GOAL OF THE EXERCISE — Extract exactly and only the lines of the data below, starting at the line with "Serialize everything readable" and stopping after the final line.

---------- GIVEN RECORDS

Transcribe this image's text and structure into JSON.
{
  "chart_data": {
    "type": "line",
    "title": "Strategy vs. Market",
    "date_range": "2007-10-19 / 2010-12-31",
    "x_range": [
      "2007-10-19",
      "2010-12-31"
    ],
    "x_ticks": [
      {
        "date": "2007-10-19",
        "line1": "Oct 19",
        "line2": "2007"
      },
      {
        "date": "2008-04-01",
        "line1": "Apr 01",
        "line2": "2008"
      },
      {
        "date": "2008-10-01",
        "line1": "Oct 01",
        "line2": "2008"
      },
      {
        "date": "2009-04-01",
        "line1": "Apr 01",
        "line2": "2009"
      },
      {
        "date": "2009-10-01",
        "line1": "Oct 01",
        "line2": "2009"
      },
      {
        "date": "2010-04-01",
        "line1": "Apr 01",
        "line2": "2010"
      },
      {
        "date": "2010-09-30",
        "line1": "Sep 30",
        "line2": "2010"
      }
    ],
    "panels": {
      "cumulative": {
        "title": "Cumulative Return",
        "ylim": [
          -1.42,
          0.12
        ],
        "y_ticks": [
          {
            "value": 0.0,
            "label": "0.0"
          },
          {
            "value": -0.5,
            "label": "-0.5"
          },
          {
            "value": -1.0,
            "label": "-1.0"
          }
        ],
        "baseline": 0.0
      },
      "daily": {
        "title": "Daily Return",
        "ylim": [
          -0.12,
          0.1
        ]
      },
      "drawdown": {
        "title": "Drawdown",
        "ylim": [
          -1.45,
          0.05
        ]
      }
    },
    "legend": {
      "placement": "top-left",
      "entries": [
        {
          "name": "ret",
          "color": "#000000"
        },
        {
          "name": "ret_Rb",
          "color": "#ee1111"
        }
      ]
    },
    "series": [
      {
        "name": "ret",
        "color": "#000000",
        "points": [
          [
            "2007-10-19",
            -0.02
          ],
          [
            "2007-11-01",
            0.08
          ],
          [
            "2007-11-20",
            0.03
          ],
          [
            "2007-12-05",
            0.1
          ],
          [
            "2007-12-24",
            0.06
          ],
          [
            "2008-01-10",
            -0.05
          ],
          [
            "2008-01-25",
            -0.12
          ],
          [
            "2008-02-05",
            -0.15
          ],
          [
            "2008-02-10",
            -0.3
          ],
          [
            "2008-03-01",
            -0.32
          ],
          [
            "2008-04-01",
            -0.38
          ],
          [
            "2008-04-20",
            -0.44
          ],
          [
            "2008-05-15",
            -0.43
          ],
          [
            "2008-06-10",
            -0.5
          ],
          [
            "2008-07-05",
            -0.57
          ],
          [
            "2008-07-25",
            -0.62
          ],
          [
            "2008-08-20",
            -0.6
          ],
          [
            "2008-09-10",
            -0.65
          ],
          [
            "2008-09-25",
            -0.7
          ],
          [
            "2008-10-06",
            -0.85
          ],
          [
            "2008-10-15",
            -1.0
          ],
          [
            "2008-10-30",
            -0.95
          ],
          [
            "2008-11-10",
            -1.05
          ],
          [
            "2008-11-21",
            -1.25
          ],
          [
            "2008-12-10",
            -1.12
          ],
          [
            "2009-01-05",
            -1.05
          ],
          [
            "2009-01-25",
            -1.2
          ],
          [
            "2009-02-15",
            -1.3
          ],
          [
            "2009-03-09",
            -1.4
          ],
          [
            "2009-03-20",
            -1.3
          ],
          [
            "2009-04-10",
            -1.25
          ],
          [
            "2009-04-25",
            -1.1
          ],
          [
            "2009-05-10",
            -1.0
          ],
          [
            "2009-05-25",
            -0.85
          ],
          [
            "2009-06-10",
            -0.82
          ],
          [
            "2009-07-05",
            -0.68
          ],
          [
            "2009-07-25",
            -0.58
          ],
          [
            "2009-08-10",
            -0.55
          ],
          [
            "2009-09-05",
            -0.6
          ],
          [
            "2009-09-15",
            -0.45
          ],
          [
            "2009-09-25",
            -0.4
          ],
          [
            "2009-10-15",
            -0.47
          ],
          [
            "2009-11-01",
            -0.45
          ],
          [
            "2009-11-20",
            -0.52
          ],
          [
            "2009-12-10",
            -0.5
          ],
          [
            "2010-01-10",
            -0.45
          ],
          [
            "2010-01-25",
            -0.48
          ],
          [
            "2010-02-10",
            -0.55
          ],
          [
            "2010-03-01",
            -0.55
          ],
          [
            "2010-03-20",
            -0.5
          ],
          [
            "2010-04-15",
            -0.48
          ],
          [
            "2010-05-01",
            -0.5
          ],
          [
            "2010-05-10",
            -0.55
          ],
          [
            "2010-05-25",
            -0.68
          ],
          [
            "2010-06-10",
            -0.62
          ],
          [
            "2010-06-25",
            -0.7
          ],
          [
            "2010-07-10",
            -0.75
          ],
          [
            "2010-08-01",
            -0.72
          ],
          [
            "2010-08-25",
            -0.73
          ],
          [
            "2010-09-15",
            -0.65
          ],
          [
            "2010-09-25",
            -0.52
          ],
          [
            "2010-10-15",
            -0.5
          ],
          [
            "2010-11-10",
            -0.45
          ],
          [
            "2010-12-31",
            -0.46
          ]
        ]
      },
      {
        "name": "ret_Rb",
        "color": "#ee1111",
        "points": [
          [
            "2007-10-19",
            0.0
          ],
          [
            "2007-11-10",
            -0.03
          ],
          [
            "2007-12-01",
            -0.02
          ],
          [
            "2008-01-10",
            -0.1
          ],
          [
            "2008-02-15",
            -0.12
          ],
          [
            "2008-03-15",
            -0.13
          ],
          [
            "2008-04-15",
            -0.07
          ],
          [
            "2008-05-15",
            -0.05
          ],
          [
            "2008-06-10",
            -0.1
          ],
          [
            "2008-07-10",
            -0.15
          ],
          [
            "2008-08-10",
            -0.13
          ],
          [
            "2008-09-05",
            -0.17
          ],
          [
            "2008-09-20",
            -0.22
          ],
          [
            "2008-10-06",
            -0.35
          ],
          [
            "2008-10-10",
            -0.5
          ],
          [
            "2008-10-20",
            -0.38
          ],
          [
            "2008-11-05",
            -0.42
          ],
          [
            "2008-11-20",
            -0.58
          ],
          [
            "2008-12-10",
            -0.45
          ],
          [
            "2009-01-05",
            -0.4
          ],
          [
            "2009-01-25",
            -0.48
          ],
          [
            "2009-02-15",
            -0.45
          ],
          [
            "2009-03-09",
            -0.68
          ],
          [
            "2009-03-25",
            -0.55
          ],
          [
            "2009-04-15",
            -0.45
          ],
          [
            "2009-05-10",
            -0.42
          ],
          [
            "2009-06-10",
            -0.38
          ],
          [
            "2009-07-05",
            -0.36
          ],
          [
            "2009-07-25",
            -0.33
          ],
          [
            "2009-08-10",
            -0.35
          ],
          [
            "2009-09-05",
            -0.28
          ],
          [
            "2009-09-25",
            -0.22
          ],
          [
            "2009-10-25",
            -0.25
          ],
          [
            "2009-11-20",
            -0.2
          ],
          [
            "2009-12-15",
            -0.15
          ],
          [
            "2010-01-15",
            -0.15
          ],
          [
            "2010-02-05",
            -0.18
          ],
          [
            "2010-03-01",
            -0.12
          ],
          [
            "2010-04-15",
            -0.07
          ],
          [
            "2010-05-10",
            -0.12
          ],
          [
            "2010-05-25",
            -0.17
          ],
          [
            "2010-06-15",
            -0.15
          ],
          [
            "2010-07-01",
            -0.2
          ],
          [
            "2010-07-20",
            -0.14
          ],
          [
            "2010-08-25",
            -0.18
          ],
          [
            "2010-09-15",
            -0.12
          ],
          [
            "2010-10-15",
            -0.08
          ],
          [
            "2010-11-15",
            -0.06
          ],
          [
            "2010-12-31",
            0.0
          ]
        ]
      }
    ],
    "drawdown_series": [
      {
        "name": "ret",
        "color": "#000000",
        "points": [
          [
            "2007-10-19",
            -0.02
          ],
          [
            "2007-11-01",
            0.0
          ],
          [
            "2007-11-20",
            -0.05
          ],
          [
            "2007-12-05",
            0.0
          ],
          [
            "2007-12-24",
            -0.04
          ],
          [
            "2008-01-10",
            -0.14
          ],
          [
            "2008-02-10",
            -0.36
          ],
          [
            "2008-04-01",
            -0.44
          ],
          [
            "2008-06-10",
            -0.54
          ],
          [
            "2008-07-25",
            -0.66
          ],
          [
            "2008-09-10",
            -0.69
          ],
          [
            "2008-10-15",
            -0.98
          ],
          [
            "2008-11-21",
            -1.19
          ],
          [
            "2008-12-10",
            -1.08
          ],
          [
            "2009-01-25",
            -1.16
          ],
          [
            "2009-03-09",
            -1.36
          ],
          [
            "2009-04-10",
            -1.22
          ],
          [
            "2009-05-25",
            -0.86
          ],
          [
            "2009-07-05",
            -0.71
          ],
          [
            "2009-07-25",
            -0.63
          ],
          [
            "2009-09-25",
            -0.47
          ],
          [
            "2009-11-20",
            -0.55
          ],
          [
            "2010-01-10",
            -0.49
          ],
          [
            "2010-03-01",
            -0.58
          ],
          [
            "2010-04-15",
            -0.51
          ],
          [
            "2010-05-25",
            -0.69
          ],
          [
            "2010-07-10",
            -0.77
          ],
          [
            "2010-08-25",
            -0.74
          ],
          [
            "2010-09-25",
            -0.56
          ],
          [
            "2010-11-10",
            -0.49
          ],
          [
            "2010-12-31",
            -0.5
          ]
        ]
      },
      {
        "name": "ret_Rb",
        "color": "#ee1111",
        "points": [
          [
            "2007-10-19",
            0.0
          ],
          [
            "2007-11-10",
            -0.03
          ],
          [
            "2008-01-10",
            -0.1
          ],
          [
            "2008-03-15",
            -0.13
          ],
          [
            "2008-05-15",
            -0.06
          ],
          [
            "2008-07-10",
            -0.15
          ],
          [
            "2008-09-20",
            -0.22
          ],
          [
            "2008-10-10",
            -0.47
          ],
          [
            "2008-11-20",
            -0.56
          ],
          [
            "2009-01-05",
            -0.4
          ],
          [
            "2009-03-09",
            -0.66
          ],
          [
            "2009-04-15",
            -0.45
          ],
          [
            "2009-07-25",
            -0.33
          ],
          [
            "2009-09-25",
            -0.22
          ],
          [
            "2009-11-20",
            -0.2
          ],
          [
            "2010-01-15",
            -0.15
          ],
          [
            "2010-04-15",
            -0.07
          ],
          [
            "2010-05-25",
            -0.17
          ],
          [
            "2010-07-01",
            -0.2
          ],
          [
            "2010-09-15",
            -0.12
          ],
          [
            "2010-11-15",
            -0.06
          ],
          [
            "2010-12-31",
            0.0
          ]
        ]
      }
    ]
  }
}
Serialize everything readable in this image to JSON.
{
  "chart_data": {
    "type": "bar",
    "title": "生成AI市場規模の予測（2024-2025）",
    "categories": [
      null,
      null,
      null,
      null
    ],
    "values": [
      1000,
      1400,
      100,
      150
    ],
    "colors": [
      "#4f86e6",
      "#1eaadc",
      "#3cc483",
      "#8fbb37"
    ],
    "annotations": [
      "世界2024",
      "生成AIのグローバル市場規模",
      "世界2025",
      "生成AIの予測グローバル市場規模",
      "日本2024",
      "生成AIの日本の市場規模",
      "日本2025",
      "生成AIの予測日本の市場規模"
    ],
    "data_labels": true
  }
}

--------------------

SOLUTION TO THE PROBLEM —
Serialize everything readable in this image to JSON.
{
  "chart_data": {
    "type": "bar",
    "title": "生成AI市場規模の予測（2024-2025）",
    "categories": [
      null,
      null,
      null,
      null
    ],
    "values": [
      1000,
      1400,
      100,
      150
    ],
    "colors": [
      "#4f86e6",
      "#1eaadc",
      "#3cc483",
      "#8fbb37"
    ],
    "annotations": [
      "世界2024",
      "生成AIのグローバル市場規模",
      "世界2025",
      "生成AIの予測グローバル市場規模",
      "日本2024",
      "生成AIの日本の市場規模",
      "日本2025",
      "生成AIの予測日本の市場規模"
    ],
    "data_labels": true
  }
}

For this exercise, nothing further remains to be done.